RECORDS FOR THIS TASK:
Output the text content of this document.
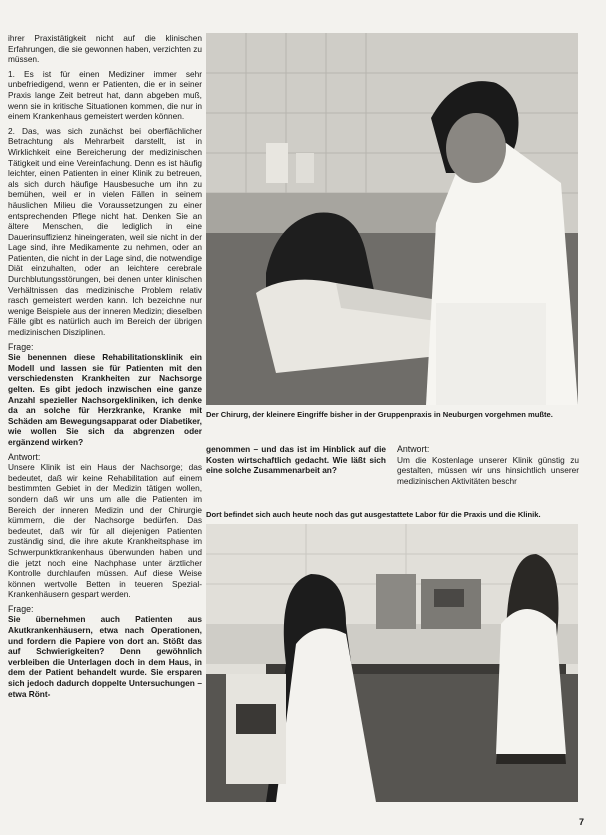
ihrer Praxistätigkeit nicht auf die klinischen Erfahrungen, die sie gewonnen haben, verzichten zu müssen.

1. Es ist für einen Mediziner immer sehr unbefriedigend, wenn er Patienten, die er in seiner Praxis lange Zeit betreut hat, dann abgeben muß, wenn sie in kritische Situationen kommen, die nur in einem Krankenhaus gemeistert werden können.

2. Das, was sich zunächst bei oberflächlicher Betrachtung als Mehrarbeit darstellt, ist in Wirklichkeit eine Bereicherung der medizinischen Tätigkeit und eine Vereinfachung. Denn es ist häufig leichter, einen Patienten in einer Klinik zu betreuen, als sich durch häufige Hausbesuche um ihn zu bemühen, weil er in vielen Fällen in seinem häuslichen Milieu die Voraussetzungen zu einer entsprechenden Pflege nicht hat. Denken Sie an ältere Menschen, die lediglich in eine Dauerinsuffizienz hineingeraten, weil sie nicht in der Lage sind, ihre Medikamente zu nehmen, oder an Patienten, die nicht in der Lage sind, die notwendige Diät einzuhalten, oder an leichtere cerebrale Durchblutungsstörungen, bei denen unter klinischen Verhältnissen das medizinische Problem relativ rasch gemeistert werden kann. Ich bezeichne nur wenige Beispiele aus der inneren Medizin; dieselben Fälle gibt es natürlich auch im Bereich der übrigen medizinischen Disziplinen.

Frage:

Sie benennen diese Rehabilitationsklinik ein Modell und lassen sie für Patienten mit den verschiedensten Krankheiten zur Nachsorge gelten. Es gibt jedoch inzwischen eine ganze Anzahl spezieller Nachsorgekliniken, ich denke da an solche für Herzkranke, Kranke mit Schäden am Bewegungsapparat oder Diabetiker, wie wollen Sie sich da abgrenzen oder ergänzend wirken?

Antwort:

Unsere Klinik ist ein Haus der Nachsorge; das bedeutet, daß wir keine Rehabilitation auf einem bestimmten Gebiet in der Medizin tätigen wollen, sondern daß wir uns um alle die Patienten im Bereich der inneren Medizin und der Chirurgie kümmern, die der Nachsorge bedürfen. Das bedeutet, daß wir für all diejenigen Patienten zuständig sind, die ihre akute Krankheitsphase im Schwerpunktkrankenhaus überwunden haben und die jetzt noch eine Nachphase unter ärztlicher Kontrolle durchlaufen müssen. Auf diese Weise können wertvolle Betten in teueren Spezial-Krankenhäusern gespart werden.

Frage:

Sie übernehmen auch Patienten aus Akutkrankenhäusern, etwa nach Operationen, und fordern die Papiere von dort an. Stößt das auf Schwierigkeiten? Denn gewöhnlich verbleiben die Unterlagen doch in dem Haus, in dem der Patient behandelt wurde. Sie ersparen sich jedoch dadurch doppelte Untersuchungen – etwa Rönt-

Der Chirurg, der kleinere Eingriffe bisher in der Gruppenpraxis in Neuburgen vorgehmen mußte.
genommen – und das ist im Hinblick auf die Kosten wirtschaftlich gedacht. Wie läßt sich eine solche Zusammenarbeit an?
Antwort:
Um die Kostenlage unserer Klinik günstig zu gestalten, müssen wir uns hinsichtlich unserer medizinischen Aktivitäten beschr
Dort befindet sich auch heute noch das gut ausgestattete Labor für die Praxis und die Klinik.
7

TASK TO COMPLETE: Copy every record character for character. Skip the pictures.

YOUR RESPONSE:
Output the text content of this document.
ihrer Praxistätigkeit nicht auf die klinischen Erfahrungen, die sie gewonnen haben, verzichten zu müssen.

1. Es ist für einen Mediziner immer sehr unbefriedigend, wenn er Patienten, die er in seiner Praxis lange Zeit betreut hat, dann abgeben muß, wenn sie in kritische Situationen kommen, die nur in einem Krankenhaus gemeistert werden können.

2. Das, was sich zunächst bei oberflächlicher Betrachtung als Mehrarbeit darstellt, ist in Wirklichkeit eine Bereicherung der medizinischen Tätigkeit und eine Vereinfachung. Denn es ist häufig leichter, einen Patienten in einer Klinik zu betreuen, als sich durch häufige Hausbesuche um ihn zu bemühen, weil er in vielen Fällen in seinem häuslichen Milieu die Voraussetzungen zu einer entsprechenden Pflege nicht hat. Denken Sie an ältere Menschen, die lediglich in eine Dauerinsuffizienz hineingeraten, weil sie nicht in der Lage sind, ihre Medikamente zu nehmen, oder an Patienten, die nicht in der Lage sind, die notwendige Diät einzuhalten, oder an leichtere cerebrale Durchblutungsstörungen, bei denen unter klinischen Verhältnissen das medizinische Problem relativ rasch gemeistert werden kann. Ich bezeichne nur wenige Beispiele aus der inneren Medizin; dieselben Fälle gibt es natürlich auch im Bereich der übrigen medizinischen Disziplinen.

Frage:

Sie benennen diese Rehabilitationsklinik ein Modell und lassen sie für Patienten mit den verschiedensten Krankheiten zur Nachsorge gelten. Es gibt jedoch inzwischen eine ganze Anzahl spezieller Nachsorgekliniken, ich denke da an solche für Herzkranke, Kranke mit Schäden am Bewegungsapparat oder Diabetiker, wie wollen Sie sich da abgrenzen oder ergänzend wirken?

Antwort:

Unsere Klinik ist ein Haus der Nachsorge; das bedeutet, daß wir keine Rehabilitation auf einem bestimmten Gebiet in der Medizin tätigen wollen, sondern daß wir uns um alle die Patienten im Bereich der inneren Medizin und der Chirurgie kümmern, die der Nachsorge bedürfen. Das bedeutet, daß wir für all diejenigen Patienten zuständig sind, die ihre akute Krankheitsphase im Schwerpunktkrankenhaus überwunden haben und die jetzt noch eine Nachphase unter ärztlicher Kontrolle durchlaufen müssen. Auf diese Weise können wertvolle Betten in teueren Spezial-Krankenhäusern gespart werden.

Frage:

Sie übernehmen auch Patienten aus Akutkrankenhäusern, etwa nach Operationen, und fordern die Papiere von dort an. Stößt das auf Schwierigkeiten? Denn gewöhnlich verbleiben die Unterlagen doch in dem Haus, in dem der Patient behandelt wurde. Sie ersparen sich jedoch dadurch doppelte Untersuchungen – etwa Rönt-

Der Chirurg, der kleinere Eingriffe bisher in der Gruppenpraxis in Neuburgen vorgehmen mußte.
genommen – und das ist im Hinblick auf die Kosten wirtschaftlich gedacht. Wie läßt sich eine solche Zusammenarbeit an?
Antwort:
Um die Kostenlage unserer Klinik günstig zu gestalten, müssen wir uns hinsichtlich unserer medizinischen Aktivitäten beschr
Dort befindet sich auch heute noch das gut ausgestattete Labor für die Praxis und die Klinik.
7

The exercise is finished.